++++ Records
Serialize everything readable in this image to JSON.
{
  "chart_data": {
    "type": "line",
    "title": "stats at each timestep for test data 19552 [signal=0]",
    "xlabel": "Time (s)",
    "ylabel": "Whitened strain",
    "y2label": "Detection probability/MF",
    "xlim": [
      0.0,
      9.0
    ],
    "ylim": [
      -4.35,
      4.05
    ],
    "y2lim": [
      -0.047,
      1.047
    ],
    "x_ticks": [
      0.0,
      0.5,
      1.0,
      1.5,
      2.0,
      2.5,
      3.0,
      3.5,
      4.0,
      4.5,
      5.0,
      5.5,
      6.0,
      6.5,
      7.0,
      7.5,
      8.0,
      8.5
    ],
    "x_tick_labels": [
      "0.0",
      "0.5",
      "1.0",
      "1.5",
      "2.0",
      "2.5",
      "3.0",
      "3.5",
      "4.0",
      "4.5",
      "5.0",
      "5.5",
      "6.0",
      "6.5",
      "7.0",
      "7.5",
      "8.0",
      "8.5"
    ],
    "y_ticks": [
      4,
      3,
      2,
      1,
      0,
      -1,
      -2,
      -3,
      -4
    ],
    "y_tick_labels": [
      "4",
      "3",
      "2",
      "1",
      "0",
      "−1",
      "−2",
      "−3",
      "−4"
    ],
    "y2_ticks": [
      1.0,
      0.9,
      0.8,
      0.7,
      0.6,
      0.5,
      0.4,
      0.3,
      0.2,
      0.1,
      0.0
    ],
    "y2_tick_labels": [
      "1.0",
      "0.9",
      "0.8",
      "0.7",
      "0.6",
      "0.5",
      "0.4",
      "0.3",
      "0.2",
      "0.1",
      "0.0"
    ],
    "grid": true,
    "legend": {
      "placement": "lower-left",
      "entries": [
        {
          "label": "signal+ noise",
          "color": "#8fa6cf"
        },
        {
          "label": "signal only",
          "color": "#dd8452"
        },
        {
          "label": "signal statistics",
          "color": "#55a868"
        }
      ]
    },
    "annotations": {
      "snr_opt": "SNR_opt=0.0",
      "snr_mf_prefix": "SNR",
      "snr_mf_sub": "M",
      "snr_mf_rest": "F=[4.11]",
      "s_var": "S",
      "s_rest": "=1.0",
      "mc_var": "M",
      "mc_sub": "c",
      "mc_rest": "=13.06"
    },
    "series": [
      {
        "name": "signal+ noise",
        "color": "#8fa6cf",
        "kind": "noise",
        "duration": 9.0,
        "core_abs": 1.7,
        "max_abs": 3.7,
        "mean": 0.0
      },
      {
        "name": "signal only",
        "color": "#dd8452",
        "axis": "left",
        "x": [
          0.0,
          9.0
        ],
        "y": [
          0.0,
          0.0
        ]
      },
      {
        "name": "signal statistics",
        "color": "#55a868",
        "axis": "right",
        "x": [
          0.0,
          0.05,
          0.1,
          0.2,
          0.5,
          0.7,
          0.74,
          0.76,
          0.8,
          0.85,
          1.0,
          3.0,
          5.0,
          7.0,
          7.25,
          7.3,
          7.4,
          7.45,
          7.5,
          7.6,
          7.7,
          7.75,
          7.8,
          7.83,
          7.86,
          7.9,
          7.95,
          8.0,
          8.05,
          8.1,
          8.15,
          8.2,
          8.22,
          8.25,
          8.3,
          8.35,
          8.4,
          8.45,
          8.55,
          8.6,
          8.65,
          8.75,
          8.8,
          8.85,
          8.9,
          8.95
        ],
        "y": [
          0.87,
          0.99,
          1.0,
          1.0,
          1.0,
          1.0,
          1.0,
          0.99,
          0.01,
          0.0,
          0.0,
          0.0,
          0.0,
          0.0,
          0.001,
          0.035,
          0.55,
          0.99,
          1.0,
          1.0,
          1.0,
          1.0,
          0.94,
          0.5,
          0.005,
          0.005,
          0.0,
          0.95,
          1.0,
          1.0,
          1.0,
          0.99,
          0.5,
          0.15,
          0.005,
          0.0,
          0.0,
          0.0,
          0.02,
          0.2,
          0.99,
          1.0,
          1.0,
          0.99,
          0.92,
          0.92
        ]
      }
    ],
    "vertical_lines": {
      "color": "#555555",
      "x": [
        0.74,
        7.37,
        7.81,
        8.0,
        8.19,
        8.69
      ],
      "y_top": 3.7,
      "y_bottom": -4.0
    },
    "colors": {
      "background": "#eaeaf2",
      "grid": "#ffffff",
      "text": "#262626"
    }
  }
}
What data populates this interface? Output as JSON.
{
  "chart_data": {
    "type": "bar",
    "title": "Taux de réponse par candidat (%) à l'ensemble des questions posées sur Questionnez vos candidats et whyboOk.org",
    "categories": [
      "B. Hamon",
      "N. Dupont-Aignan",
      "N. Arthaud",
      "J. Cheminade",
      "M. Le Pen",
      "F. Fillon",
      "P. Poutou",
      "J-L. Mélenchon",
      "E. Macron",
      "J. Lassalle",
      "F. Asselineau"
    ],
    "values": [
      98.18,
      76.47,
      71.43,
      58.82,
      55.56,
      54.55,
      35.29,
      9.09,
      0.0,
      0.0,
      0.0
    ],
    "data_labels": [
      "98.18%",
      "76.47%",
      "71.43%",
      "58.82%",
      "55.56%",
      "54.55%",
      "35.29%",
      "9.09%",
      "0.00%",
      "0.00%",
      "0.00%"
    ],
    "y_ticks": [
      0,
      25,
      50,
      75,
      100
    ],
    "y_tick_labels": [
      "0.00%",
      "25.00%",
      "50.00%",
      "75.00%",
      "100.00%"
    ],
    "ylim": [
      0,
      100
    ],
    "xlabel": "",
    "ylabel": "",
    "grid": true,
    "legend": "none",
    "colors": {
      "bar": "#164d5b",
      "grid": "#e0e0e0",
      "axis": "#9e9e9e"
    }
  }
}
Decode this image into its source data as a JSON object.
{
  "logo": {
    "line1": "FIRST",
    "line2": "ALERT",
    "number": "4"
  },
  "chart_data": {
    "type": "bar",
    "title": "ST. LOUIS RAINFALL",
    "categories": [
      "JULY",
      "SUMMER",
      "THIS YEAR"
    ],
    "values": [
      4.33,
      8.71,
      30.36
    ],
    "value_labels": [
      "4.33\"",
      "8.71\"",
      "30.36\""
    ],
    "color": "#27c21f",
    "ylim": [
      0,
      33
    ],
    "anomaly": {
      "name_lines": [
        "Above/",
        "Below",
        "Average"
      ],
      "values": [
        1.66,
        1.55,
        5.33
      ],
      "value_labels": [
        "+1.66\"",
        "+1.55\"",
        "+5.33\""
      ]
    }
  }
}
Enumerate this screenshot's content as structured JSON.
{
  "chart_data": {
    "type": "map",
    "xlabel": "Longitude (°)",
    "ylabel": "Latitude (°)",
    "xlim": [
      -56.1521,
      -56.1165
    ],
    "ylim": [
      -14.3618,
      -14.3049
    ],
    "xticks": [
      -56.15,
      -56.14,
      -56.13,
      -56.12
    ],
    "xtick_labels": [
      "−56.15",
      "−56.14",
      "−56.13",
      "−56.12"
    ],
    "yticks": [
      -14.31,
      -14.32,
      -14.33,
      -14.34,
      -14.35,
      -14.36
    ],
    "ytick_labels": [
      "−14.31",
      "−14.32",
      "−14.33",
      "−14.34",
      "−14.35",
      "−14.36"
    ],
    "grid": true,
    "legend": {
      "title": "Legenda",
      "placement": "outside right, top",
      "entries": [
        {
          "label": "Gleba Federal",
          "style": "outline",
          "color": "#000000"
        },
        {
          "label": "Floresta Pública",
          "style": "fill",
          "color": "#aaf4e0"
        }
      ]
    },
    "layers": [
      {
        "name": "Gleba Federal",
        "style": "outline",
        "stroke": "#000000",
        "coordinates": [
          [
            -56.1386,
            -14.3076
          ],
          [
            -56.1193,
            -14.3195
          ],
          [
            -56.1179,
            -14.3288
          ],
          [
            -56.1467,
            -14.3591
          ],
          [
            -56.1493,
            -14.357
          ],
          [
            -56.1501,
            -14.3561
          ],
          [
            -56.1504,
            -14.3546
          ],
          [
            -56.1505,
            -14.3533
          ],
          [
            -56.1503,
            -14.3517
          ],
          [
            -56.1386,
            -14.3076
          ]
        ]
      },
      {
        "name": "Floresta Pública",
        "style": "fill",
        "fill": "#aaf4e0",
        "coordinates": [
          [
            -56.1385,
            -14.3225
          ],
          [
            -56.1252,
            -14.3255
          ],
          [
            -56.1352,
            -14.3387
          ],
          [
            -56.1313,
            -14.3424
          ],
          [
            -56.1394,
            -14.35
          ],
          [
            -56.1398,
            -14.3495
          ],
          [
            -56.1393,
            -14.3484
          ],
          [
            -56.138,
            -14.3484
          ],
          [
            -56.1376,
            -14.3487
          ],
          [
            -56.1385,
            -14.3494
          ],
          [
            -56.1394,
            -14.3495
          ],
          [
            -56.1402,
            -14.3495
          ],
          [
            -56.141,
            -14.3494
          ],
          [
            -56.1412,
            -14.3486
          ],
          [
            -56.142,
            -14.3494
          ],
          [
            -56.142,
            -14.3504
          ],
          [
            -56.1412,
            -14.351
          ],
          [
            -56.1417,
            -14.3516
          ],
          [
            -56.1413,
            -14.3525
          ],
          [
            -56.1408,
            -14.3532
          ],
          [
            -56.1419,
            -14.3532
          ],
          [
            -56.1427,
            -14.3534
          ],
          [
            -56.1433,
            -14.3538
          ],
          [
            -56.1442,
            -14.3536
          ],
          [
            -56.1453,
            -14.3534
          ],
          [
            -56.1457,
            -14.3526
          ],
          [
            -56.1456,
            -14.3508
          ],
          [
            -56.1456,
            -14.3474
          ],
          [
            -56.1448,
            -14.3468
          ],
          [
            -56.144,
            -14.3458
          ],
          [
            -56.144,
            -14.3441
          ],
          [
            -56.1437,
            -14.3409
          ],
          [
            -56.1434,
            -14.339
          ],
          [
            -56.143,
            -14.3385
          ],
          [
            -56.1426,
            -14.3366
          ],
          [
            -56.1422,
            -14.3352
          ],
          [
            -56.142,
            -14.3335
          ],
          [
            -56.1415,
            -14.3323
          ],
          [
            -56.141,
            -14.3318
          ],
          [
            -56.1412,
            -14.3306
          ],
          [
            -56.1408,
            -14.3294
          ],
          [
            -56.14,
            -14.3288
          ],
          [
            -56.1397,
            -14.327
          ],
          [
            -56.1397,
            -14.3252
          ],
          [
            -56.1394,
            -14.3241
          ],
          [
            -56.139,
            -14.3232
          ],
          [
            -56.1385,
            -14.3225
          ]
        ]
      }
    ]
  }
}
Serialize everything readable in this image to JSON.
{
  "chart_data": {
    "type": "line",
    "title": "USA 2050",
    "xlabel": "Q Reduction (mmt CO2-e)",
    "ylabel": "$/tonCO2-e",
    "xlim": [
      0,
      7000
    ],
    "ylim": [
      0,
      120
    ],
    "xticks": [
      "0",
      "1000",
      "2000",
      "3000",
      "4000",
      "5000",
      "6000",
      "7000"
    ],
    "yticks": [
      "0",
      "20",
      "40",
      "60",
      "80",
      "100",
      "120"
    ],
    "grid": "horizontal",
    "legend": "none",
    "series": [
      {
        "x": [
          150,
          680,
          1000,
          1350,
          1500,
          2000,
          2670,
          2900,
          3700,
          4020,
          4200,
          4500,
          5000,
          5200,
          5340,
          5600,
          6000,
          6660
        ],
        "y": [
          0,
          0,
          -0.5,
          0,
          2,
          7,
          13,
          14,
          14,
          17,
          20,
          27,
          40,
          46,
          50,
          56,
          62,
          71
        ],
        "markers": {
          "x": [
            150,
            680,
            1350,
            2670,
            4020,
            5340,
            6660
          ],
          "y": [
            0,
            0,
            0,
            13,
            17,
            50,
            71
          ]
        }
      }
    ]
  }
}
++++++++
Your task:
Find the lines above holding the word "Floresta" and show them.

Problem solution:
          "label": "Floresta Pública",
        "name": "Floresta Pública",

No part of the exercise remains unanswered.